Exercise brief — Copy each of the rows below, changing "row-selector" to "row-handle" and leaving everything else as it is. Omit the pictures.
'''
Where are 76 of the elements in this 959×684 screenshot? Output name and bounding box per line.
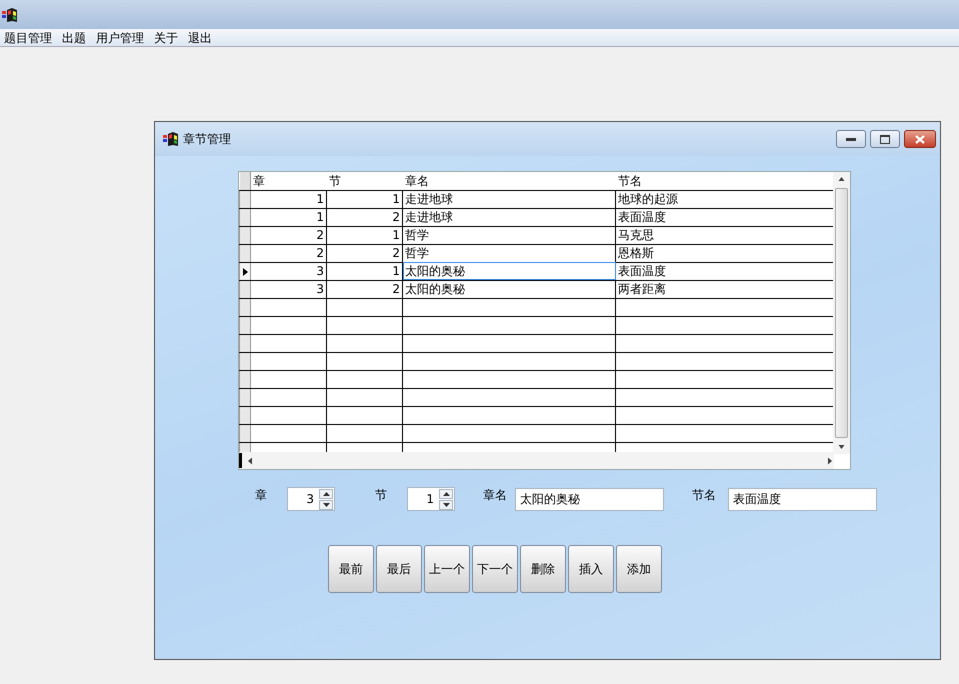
table-cell: 走进地球 — [402, 208, 616, 226]
table-cell: 1 — [326, 262, 402, 280]
row-selector[interactable] — [240, 406, 250, 424]
app-icon — [163, 131, 179, 147]
row-selector[interactable] — [240, 316, 250, 334]
text-field[interactable]: 太阳的奥秘 — [515, 488, 664, 510]
down-arrow-icon — [322, 503, 330, 507]
row-selector[interactable] — [240, 208, 250, 226]
table-cell: 1 — [250, 190, 326, 208]
text-field[interactable]: 表面温度 — [728, 488, 877, 510]
action-button[interactable]: 添加 — [616, 545, 662, 593]
row-selector[interactable] — [240, 298, 250, 316]
table-cell: 3 — [250, 280, 326, 298]
spin-down-button[interactable] — [319, 500, 333, 510]
field-label: 章名 — [483, 487, 507, 504]
menu-item[interactable]: 退出 — [184, 28, 218, 46]
up-arrow-icon — [442, 492, 450, 496]
column-header[interactable]: 节 — [326, 172, 402, 190]
app-icon — [2, 6, 18, 22]
table-cell: 哲学 — [402, 244, 616, 262]
action-button[interactable]: 删除 — [520, 545, 566, 593]
menu-item[interactable]: 关于 — [150, 28, 184, 46]
row-selector[interactable] — [240, 352, 250, 370]
dialog-title: 章节管理 — [183, 131, 232, 148]
spin-up-button[interactable] — [439, 489, 453, 499]
table-cell: 2 — [326, 244, 402, 262]
maximize-icon — [880, 134, 890, 144]
minimize-button[interactable] — [836, 130, 866, 148]
close-icon — [915, 134, 925, 144]
column-header[interactable]: 章 — [250, 172, 326, 190]
scroll-left-icon[interactable] — [246, 456, 254, 464]
table-cell: 1 — [326, 226, 402, 244]
table-cell: 太阳的奥秘 — [402, 262, 616, 280]
table-cell: 3 — [250, 262, 326, 280]
horizontal-scrollbar[interactable] — [239, 452, 834, 469]
row-selector[interactable] — [240, 388, 250, 406]
table-cell: 2 — [326, 280, 402, 298]
action-button[interactable]: 最前 — [328, 545, 374, 593]
row-selector[interactable] — [240, 262, 250, 280]
column-header[interactable]: 章名 — [402, 172, 616, 190]
row-selector[interactable] — [240, 370, 250, 388]
spin-up-button[interactable] — [319, 489, 333, 499]
menu-item[interactable]: 出题 — [58, 28, 92, 46]
action-button[interactable]: 最后 — [376, 545, 422, 593]
scroll-right-icon[interactable] — [826, 456, 834, 464]
table-cell: 1 — [326, 190, 402, 208]
row-selector[interactable] — [240, 334, 250, 352]
table-cell: 2 — [250, 244, 326, 262]
row-selector[interactable] — [240, 226, 250, 244]
menu-item[interactable]: 题目管理 — [0, 28, 58, 46]
field-label: 章 — [255, 487, 267, 504]
down-arrow-icon — [442, 503, 450, 507]
field-label: 节 — [375, 487, 387, 504]
maximize-button[interactable] — [870, 130, 900, 148]
up-arrow-icon — [322, 492, 330, 496]
table-cell: 哲学 — [402, 226, 616, 244]
current-row-icon — [243, 268, 248, 276]
vertical-scrollbar[interactable] — [833, 172, 850, 454]
table-cell: 走进地球 — [402, 190, 616, 208]
row-selector[interactable] — [240, 190, 250, 208]
table-cell: 2 — [250, 226, 326, 244]
close-button[interactable] — [904, 130, 936, 148]
minimize-icon — [846, 137, 856, 141]
table-cell: 太阳的奥秘 — [402, 280, 616, 298]
table-cell: 2 — [326, 208, 402, 226]
action-button[interactable]: 下一个 — [472, 545, 518, 593]
row-selector[interactable] — [240, 244, 250, 262]
action-button[interactable]: 插入 — [568, 545, 614, 593]
table-cell: 1 — [250, 208, 326, 226]
spin-down-button[interactable] — [439, 500, 453, 510]
row-selector[interactable] — [240, 280, 250, 298]
field-label: 节名 — [692, 487, 716, 504]
row-selector[interactable] — [240, 424, 250, 442]
action-button[interactable]: 上一个 — [424, 545, 470, 593]
column-header[interactable]: 节名 — [616, 172, 834, 190]
menu-item[interactable]: 用户管理 — [92, 28, 150, 46]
'''
Complete output —
Where are 76 of the elements in this 959×684 screenshot? Output name and bounding box per line.
table-cell: 走进地球 — [402, 208, 616, 226]
table-cell: 1 — [326, 262, 402, 280]
row-handle[interactable] — [240, 406, 250, 424]
app-icon — [163, 131, 179, 147]
row-handle[interactable] — [240, 316, 250, 334]
text-field[interactable]: 太阳的奥秘 — [515, 488, 664, 510]
down-arrow-icon — [322, 503, 330, 507]
row-handle[interactable] — [240, 208, 250, 226]
table-cell: 1 — [250, 190, 326, 208]
text-field[interactable]: 表面温度 — [728, 488, 877, 510]
action-button[interactable]: 添加 — [616, 545, 662, 593]
row-handle[interactable] — [240, 298, 250, 316]
table-cell: 3 — [250, 280, 326, 298]
spin-down-button[interactable] — [319, 500, 333, 510]
field-label: 章名 — [483, 487, 507, 504]
menu-item[interactable]: 退出 — [184, 28, 218, 46]
up-arrow-icon — [442, 492, 450, 496]
column-header[interactable]: 节 — [326, 172, 402, 190]
app-icon — [2, 6, 18, 22]
table-cell: 哲学 — [402, 244, 616, 262]
action-button[interactable]: 删除 — [520, 545, 566, 593]
menu-item[interactable]: 关于 — [150, 28, 184, 46]
row-handle[interactable] — [240, 352, 250, 370]
dialog-title: 章节管理 — [183, 131, 232, 148]
spin-up-button[interactable] — [439, 489, 453, 499]
table-cell: 2 — [326, 244, 402, 262]
maximize-icon — [880, 134, 890, 144]
minimize-button[interactable] — [836, 130, 866, 148]
close-icon — [915, 134, 925, 144]
column-header[interactable]: 章 — [250, 172, 326, 190]
scroll-left-icon[interactable] — [246, 456, 254, 464]
table-cell: 1 — [326, 226, 402, 244]
table-cell: 太阳的奥秘 — [402, 262, 616, 280]
table-cell: 3 — [250, 262, 326, 280]
horizontal-scrollbar[interactable] — [239, 452, 834, 469]
row-handle[interactable] — [240, 388, 250, 406]
table-cell: 2 — [326, 280, 402, 298]
action-button[interactable]: 最前 — [328, 545, 374, 593]
row-handle[interactable] — [240, 262, 250, 280]
column-header[interactable]: 章名 — [402, 172, 616, 190]
row-handle[interactable] — [240, 370, 250, 388]
spin-up-button[interactable] — [319, 489, 333, 499]
menu-item[interactable]: 出题 — [58, 28, 92, 46]
action-button[interactable]: 最后 — [376, 545, 422, 593]
scroll-right-icon[interactable] — [826, 456, 834, 464]
table-cell: 1 — [326, 190, 402, 208]
row-handle[interactable] — [240, 334, 250, 352]
table-cell: 2 — [250, 244, 326, 262]
row-handle[interactable] — [240, 226, 250, 244]
menu-item[interactable]: 题目管理 — [0, 28, 58, 46]
field-label: 章 — [255, 487, 267, 504]
down-arrow-icon — [442, 503, 450, 507]
field-label: 节 — [375, 487, 387, 504]
maximize-button[interactable] — [870, 130, 900, 148]
up-arrow-icon — [322, 492, 330, 496]
table-cell: 哲学 — [402, 226, 616, 244]
current-row-icon — [243, 268, 248, 276]
vertical-scrollbar[interactable] — [833, 172, 850, 454]
table-cell: 走进地球 — [402, 190, 616, 208]
row-handle[interactable] — [240, 190, 250, 208]
table-cell: 2 — [250, 226, 326, 244]
close-button[interactable] — [904, 130, 936, 148]
minimize-icon — [846, 137, 856, 141]
table-cell: 太阳的奥秘 — [402, 280, 616, 298]
table-cell: 2 — [326, 208, 402, 226]
action-button[interactable]: 下一个 — [472, 545, 518, 593]
row-handle[interactable] — [240, 244, 250, 262]
action-button[interactable]: 插入 — [568, 545, 614, 593]
table-cell: 1 — [250, 208, 326, 226]
spin-down-button[interactable] — [439, 500, 453, 510]
row-handle[interactable] — [240, 280, 250, 298]
field-label: 节名 — [692, 487, 716, 504]
row-handle[interactable] — [240, 424, 250, 442]
action-button[interactable]: 上一个 — [424, 545, 470, 593]
column-header[interactable]: 节名 — [616, 172, 834, 190]
menu-item[interactable]: 用户管理 — [92, 28, 150, 46]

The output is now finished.